Exercise: Search the material for "What" and show all lines that contain it.
»»
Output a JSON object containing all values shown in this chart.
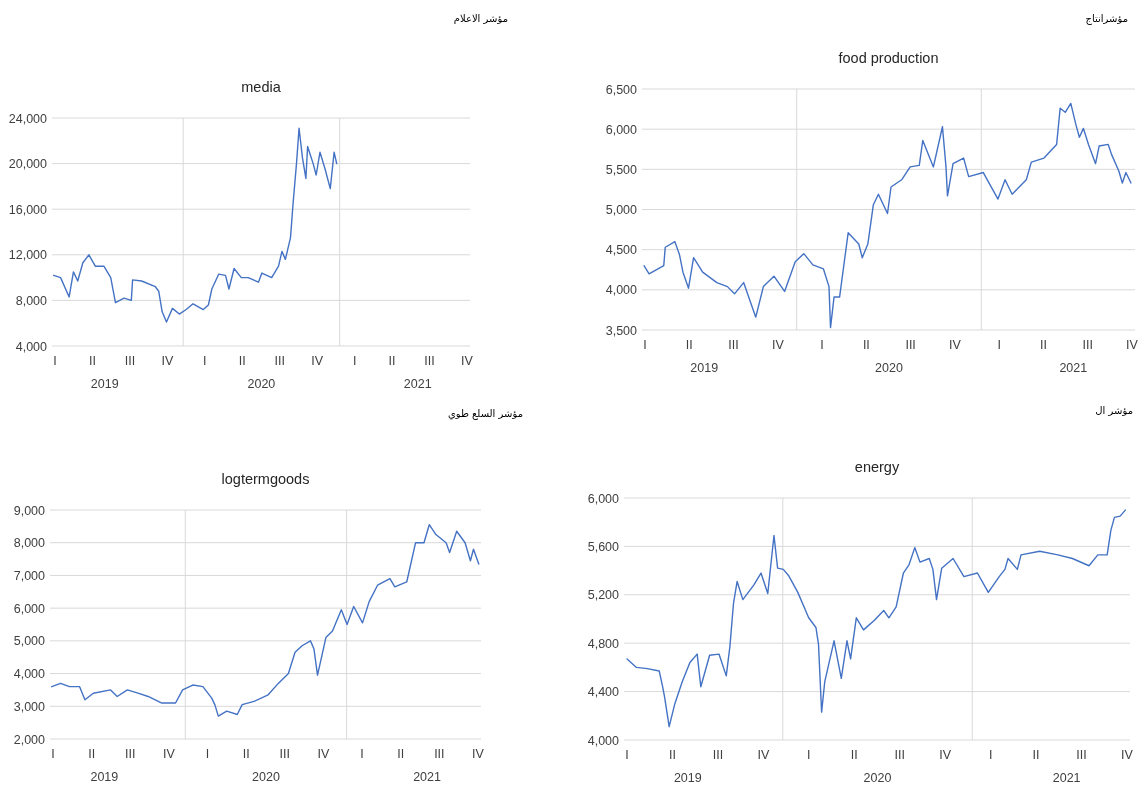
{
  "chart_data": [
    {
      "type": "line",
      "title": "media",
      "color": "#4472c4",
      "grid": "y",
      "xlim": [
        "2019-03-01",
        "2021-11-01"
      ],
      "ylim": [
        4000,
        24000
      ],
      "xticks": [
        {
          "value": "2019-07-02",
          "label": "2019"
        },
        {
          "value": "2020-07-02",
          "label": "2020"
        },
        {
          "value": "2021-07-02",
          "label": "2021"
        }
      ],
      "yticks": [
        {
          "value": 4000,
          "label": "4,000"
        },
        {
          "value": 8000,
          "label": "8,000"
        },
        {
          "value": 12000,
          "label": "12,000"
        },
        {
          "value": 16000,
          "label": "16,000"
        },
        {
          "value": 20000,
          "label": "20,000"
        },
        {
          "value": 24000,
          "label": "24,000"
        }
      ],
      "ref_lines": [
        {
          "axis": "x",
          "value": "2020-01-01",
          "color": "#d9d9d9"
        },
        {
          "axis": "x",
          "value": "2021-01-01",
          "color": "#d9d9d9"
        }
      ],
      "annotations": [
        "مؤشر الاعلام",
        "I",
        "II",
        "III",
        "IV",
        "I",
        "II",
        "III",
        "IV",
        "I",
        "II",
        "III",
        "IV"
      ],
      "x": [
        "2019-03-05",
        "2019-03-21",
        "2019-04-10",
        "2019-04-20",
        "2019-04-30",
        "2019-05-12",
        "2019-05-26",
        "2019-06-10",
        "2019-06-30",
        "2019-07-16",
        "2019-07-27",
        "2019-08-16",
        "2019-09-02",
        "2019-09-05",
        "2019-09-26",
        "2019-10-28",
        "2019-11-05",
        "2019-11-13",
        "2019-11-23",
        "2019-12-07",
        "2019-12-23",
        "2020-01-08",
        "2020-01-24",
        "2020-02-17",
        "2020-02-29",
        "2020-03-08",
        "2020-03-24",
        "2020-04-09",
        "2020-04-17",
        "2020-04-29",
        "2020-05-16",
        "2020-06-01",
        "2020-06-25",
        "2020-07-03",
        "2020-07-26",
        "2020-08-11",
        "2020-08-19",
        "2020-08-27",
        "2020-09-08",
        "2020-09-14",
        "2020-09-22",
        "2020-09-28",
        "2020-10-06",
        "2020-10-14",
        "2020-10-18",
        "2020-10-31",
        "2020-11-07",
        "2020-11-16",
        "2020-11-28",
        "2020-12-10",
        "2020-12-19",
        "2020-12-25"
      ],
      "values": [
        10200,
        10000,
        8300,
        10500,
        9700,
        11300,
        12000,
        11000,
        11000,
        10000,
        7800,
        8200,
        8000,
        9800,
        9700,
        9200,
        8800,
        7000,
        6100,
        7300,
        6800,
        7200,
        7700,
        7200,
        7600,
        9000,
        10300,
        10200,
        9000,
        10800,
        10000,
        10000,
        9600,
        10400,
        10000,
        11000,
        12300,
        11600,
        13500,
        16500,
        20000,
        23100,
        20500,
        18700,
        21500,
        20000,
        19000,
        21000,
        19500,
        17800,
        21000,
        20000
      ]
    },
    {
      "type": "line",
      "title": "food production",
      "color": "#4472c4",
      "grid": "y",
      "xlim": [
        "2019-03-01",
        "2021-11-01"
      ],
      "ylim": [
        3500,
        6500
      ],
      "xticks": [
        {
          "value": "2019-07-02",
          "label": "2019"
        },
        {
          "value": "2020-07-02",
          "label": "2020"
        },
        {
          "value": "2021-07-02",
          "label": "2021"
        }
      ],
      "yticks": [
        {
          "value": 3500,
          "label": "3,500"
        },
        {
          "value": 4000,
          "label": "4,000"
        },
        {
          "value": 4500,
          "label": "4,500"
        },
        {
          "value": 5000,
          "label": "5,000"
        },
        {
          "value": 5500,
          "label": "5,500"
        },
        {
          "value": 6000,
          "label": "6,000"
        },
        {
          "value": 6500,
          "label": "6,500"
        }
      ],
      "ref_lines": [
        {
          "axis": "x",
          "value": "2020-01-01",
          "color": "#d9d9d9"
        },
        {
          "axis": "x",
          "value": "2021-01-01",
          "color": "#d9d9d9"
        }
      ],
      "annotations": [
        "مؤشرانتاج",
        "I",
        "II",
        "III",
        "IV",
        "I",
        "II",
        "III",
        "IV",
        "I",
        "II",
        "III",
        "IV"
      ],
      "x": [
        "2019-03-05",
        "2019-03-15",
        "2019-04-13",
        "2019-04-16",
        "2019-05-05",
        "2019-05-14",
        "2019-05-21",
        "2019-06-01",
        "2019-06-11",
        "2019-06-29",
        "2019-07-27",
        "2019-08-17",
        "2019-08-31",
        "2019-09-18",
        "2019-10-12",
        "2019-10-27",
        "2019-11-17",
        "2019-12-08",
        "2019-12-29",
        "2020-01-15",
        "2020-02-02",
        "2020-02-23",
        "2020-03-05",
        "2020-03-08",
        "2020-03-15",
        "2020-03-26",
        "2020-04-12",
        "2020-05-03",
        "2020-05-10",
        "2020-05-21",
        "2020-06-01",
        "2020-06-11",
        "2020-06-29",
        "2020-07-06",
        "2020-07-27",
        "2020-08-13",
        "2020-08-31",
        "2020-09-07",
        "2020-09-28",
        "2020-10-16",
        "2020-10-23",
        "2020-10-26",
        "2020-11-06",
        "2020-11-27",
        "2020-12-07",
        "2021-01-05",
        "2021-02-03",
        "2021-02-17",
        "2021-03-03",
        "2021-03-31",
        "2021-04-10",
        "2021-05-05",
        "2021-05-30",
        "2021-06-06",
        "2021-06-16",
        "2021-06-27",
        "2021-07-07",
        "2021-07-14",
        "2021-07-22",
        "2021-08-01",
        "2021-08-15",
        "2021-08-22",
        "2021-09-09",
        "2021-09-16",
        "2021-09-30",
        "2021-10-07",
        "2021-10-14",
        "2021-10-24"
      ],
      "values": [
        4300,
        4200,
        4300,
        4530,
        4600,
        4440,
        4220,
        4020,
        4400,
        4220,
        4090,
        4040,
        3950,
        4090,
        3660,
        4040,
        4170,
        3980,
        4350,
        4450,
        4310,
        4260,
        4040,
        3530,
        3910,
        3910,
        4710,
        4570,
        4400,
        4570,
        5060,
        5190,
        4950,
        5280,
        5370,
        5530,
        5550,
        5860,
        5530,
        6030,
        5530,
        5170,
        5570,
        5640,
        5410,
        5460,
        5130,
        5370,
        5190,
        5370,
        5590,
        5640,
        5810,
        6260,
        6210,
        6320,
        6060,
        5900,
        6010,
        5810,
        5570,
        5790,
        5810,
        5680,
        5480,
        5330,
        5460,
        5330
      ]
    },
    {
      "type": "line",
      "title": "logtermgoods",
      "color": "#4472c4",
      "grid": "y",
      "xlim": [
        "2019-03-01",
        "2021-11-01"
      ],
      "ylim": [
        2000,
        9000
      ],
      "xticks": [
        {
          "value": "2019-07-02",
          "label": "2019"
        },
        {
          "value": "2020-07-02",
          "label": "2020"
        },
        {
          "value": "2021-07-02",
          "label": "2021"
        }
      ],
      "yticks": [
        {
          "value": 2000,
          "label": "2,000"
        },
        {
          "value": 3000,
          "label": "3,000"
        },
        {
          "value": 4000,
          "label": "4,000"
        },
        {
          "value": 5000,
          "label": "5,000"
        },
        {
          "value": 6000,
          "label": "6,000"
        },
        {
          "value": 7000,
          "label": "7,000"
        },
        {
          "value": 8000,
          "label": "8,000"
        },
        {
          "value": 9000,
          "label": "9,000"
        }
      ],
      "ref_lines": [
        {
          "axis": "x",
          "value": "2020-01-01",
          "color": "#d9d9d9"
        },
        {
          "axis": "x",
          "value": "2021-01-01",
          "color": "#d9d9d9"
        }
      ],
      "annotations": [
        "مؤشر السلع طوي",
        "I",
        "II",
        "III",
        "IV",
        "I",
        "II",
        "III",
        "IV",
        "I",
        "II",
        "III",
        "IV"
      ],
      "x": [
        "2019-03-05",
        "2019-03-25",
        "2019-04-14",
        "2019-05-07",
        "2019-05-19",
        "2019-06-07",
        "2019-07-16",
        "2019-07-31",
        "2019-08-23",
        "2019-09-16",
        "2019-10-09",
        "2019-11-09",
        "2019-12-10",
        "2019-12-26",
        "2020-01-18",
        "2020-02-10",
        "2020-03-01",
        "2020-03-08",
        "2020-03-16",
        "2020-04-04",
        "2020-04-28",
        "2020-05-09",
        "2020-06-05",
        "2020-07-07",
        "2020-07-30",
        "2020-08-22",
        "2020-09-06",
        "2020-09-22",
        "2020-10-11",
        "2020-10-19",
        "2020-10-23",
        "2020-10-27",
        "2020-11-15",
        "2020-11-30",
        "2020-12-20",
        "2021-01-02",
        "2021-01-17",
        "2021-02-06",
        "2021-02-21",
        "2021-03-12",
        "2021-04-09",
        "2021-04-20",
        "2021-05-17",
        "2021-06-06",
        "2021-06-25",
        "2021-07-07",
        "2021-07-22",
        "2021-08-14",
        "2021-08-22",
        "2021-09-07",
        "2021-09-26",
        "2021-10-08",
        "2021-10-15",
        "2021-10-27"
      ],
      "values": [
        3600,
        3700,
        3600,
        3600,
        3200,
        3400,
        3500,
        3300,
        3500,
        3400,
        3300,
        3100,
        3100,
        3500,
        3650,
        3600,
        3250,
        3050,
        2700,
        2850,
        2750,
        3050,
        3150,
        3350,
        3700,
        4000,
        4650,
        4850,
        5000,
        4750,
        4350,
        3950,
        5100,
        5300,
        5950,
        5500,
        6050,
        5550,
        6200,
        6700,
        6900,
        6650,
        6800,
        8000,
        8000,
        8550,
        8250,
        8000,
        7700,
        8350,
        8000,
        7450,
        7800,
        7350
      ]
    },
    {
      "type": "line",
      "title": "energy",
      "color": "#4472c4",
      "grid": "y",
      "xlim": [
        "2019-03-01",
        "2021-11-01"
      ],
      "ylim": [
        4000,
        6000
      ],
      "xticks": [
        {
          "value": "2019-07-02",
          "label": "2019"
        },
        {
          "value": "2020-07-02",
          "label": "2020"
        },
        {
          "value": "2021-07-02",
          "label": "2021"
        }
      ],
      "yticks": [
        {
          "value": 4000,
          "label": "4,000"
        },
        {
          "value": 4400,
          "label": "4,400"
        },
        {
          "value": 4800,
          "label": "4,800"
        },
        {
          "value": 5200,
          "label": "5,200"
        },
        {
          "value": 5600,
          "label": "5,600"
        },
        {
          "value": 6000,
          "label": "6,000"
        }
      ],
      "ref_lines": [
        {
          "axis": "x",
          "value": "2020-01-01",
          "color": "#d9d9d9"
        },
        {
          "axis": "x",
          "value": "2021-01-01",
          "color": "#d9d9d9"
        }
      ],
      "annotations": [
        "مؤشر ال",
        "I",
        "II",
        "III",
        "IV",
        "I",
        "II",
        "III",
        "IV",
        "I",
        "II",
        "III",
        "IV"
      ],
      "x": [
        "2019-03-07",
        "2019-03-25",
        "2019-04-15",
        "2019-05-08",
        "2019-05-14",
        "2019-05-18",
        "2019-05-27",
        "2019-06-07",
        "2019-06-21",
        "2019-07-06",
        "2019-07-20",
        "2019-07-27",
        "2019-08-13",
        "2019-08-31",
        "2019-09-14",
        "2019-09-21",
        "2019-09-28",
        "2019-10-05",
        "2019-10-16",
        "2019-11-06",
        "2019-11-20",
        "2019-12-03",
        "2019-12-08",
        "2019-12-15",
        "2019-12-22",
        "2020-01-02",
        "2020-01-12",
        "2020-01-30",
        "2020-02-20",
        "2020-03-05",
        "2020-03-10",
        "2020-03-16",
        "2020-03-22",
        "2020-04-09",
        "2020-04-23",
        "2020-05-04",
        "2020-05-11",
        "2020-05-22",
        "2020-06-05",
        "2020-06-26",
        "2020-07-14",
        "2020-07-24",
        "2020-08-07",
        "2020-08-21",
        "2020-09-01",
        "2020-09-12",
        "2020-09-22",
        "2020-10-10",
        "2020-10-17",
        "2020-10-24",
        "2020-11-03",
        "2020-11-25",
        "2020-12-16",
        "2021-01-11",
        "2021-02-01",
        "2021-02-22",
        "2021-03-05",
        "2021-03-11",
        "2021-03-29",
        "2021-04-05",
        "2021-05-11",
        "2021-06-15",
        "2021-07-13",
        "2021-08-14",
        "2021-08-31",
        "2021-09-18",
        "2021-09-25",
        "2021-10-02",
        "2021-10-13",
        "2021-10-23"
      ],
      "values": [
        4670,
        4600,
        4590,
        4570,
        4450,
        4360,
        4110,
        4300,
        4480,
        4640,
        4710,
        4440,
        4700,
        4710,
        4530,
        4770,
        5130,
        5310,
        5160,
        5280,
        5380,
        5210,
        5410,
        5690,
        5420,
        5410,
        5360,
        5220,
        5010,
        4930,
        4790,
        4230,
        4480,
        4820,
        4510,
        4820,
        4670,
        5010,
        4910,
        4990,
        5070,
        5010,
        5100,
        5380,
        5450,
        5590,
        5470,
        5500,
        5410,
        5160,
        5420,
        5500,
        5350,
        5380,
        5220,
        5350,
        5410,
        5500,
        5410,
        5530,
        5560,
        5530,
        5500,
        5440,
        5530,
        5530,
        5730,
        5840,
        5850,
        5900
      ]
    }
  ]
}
««
»»
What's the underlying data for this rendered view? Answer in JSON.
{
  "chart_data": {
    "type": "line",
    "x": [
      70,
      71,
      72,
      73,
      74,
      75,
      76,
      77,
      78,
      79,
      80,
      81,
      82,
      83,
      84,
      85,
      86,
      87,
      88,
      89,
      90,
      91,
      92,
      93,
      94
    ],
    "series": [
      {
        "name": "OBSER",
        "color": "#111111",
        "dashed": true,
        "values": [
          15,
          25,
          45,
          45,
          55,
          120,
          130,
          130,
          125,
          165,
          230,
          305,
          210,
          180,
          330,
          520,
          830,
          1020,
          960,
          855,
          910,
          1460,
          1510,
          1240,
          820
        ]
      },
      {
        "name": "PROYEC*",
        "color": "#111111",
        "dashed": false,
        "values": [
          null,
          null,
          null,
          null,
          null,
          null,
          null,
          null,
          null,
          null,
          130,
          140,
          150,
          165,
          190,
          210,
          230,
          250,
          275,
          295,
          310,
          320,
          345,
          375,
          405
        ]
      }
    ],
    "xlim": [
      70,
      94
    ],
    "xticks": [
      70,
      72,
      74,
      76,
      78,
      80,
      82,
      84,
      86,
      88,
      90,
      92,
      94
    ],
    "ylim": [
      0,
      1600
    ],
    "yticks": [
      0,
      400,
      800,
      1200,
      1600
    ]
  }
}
««
»»
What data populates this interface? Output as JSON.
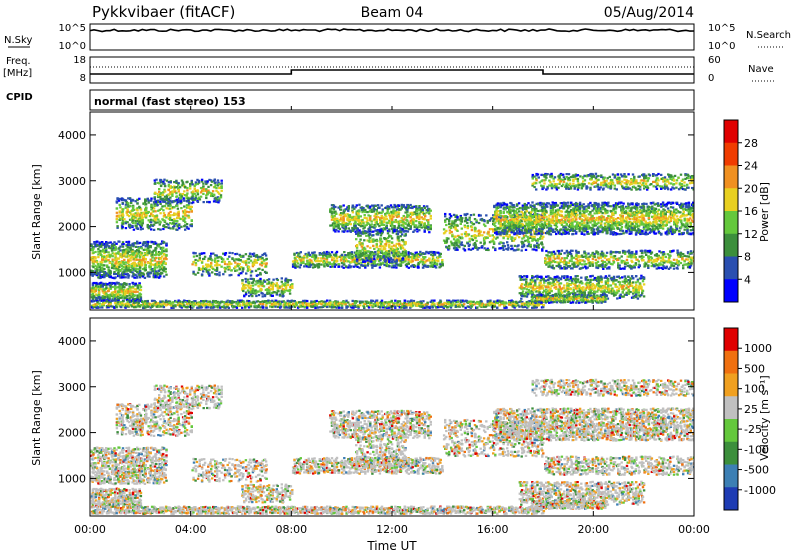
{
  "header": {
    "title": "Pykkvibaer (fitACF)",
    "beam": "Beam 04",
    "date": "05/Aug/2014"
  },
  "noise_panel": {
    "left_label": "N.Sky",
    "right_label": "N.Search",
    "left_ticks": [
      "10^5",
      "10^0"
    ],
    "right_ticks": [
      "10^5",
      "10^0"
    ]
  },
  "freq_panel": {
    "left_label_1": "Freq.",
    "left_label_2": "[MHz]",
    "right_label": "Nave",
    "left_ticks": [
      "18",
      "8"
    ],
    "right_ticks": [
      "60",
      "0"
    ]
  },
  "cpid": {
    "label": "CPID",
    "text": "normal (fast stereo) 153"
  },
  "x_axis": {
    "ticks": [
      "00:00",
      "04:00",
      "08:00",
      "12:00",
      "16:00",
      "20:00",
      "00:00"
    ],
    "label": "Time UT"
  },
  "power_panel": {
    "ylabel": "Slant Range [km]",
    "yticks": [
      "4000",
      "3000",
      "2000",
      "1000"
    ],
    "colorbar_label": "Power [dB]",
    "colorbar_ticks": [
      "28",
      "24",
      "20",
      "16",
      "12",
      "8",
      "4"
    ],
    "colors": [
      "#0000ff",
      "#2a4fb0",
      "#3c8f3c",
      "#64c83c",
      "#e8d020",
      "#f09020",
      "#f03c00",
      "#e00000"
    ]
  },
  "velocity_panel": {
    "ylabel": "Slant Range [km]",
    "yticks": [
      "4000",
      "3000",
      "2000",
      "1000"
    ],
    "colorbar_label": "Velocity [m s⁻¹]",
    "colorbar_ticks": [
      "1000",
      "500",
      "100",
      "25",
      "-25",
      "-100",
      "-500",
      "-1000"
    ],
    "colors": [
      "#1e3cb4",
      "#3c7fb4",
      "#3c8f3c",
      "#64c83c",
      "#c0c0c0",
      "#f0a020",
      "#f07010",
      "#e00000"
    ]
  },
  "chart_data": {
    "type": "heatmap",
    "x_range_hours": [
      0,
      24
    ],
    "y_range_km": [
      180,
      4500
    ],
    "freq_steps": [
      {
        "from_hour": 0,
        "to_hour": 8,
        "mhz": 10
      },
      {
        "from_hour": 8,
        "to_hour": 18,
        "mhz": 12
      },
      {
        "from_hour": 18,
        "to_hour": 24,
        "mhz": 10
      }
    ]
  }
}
««
Exercise answer:
What's the underlying data for this rendered view? Answer in JSON.
What data populates this interface? Output as JSON.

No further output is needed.